◆ Description of the task
Please give the listing again, word for word, with nothing left out.

◆ Stored items from a collection
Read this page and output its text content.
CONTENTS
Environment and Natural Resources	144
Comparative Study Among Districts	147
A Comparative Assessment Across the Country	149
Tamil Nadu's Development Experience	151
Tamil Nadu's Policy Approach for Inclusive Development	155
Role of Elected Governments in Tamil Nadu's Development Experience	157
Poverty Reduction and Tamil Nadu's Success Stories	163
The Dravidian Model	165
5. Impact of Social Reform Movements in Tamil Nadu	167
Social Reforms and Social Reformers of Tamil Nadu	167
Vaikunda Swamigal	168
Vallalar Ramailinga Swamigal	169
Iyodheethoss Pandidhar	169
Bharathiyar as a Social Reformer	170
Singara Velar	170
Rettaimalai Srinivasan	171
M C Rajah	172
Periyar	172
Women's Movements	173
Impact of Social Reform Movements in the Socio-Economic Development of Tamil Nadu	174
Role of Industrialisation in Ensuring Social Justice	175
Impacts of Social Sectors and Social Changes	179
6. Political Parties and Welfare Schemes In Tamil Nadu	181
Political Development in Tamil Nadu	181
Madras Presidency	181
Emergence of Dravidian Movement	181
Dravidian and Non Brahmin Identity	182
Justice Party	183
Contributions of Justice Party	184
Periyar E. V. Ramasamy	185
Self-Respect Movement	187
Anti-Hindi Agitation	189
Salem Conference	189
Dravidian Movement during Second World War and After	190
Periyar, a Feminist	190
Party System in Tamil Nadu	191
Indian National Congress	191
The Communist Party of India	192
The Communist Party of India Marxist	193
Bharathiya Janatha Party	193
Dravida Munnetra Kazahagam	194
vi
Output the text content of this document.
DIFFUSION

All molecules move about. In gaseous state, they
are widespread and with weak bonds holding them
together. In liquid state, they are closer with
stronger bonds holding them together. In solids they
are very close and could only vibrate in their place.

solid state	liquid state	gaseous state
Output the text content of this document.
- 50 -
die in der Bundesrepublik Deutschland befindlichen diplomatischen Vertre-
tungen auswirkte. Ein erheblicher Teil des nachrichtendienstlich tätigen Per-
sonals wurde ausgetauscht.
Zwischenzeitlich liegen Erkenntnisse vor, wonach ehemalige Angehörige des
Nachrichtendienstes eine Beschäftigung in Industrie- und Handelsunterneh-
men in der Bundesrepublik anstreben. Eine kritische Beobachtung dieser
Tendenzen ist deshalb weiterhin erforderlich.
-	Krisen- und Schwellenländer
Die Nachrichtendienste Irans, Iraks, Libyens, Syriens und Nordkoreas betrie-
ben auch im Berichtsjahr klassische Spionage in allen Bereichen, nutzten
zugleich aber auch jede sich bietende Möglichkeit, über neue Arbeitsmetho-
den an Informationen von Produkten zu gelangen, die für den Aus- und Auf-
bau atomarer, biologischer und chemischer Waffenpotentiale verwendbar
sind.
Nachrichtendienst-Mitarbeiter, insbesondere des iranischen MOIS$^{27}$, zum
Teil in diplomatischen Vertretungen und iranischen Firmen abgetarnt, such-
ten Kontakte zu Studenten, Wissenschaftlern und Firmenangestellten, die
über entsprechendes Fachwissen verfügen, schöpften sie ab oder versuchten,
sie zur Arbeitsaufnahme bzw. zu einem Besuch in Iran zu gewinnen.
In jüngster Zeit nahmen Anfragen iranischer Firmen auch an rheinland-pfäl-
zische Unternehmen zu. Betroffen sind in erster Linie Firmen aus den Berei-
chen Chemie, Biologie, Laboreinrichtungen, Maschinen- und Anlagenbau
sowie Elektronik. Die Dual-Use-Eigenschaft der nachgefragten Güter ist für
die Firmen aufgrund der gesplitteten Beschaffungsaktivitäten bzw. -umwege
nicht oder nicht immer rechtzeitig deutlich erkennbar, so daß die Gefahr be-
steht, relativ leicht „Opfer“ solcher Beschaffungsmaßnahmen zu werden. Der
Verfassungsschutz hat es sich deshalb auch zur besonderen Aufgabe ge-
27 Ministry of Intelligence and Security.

◆ Finished exercise
Read this page and output its text content.
CONTENTS
Environment and Natural Resources	144
Comparative Study Among Districts	147
A Comparative Assessment Across the Country	149
Tamil Nadu's Development Experience	151
Tamil Nadu's Policy Approach for Inclusive Development	155
Role of Elected Governments in Tamil Nadu's Development Experience	157
Poverty Reduction and Tamil Nadu's Success Stories	163
The Dravidian Model	165
5. Impact of Social Reform Movements in Tamil Nadu	167
Social Reforms and Social Reformers of Tamil Nadu	167
Vaikunda Swamigal	168
Vallalar Ramailinga Swamigal	169
Iyodheethoss Pandidhar	169
Bharathiyar as a Social Reformer	170
Singara Velar	170
Rettaimalai Srinivasan	171
M C Rajah	172
Periyar	172
Women's Movements	173
Impact of Social Reform Movements in the Socio-Economic Development of Tamil Nadu	174
Role of Industrialisation in Ensuring Social Justice	175
Impacts of Social Sectors and Social Changes	179
6. Political Parties and Welfare Schemes In Tamil Nadu	181
Political Development in Tamil Nadu	181
Madras Presidency	181
Emergence of Dravidian Movement	181
Dravidian and Non Brahmin Identity	182
Justice Party	183
Contributions of Justice Party	184
Periyar E. V. Ramasamy	185
Self-Respect Movement	187
Anti-Hindi Agitation	189
Salem Conference	189
Dravidian Movement during Second World War and After	190
Periyar, a Feminist	190
Party System in Tamil Nadu	191
Indian National Congress	191
The Communist Party of India	192
The Communist Party of India Marxist	193
Bharathiya Janatha Party	193
Dravida Munnetra Kazahagam	194
vi
Output the text content of this document.
DIFFUSION

All molecules move about. In gaseous state, they
are widespread and with weak bonds holding them
together. In liquid state, they are closer with
stronger bonds holding them together. In solids they
are very close and could only vibrate in their place.

solid state	liquid state	gaseous state
Output the text content of this document.
- 50 -
die in der Bundesrepublik Deutschland befindlichen diplomatischen Vertre-
tungen auswirkte. Ein erheblicher Teil des nachrichtendienstlich tätigen Per-
sonals wurde ausgetauscht.
Zwischenzeitlich liegen Erkenntnisse vor, wonach ehemalige Angehörige des
Nachrichtendienstes eine Beschäftigung in Industrie- und Handelsunterneh-
men in der Bundesrepublik anstreben. Eine kritische Beobachtung dieser
Tendenzen ist deshalb weiterhin erforderlich.
-	Krisen- und Schwellenländer
Die Nachrichtendienste Irans, Iraks, Libyens, Syriens und Nordkoreas betrie-
ben auch im Berichtsjahr klassische Spionage in allen Bereichen, nutzten
zugleich aber auch jede sich bietende Möglichkeit, über neue Arbeitsmetho-
den an Informationen von Produkten zu gelangen, die für den Aus- und Auf-
bau atomarer, biologischer und chemischer Waffenpotentiale verwendbar
sind.
Nachrichtendienst-Mitarbeiter, insbesondere des iranischen MOIS$^{27}$, zum
Teil in diplomatischen Vertretungen und iranischen Firmen abgetarnt, such-
ten Kontakte zu Studenten, Wissenschaftlern und Firmenangestellten, die
über entsprechendes Fachwissen verfügen, schöpften sie ab oder versuchten,
sie zur Arbeitsaufnahme bzw. zu einem Besuch in Iran zu gewinnen.
In jüngster Zeit nahmen Anfragen iranischer Firmen auch an rheinland-pfäl-
zische Unternehmen zu. Betroffen sind in erster Linie Firmen aus den Berei-
chen Chemie, Biologie, Laboreinrichtungen, Maschinen- und Anlagenbau
sowie Elektronik. Die Dual-Use-Eigenschaft der nachgefragten Güter ist für
die Firmen aufgrund der gesplitteten Beschaffungsaktivitäten bzw. -umwege
nicht oder nicht immer rechtzeitig deutlich erkennbar, so daß die Gefahr be-
steht, relativ leicht „Opfer“ solcher Beschaffungsmaßnahmen zu werden. Der
Verfassungsschutz hat es sich deshalb auch zur besonderen Aufgabe ge-
27 Ministry of Intelligence and Security.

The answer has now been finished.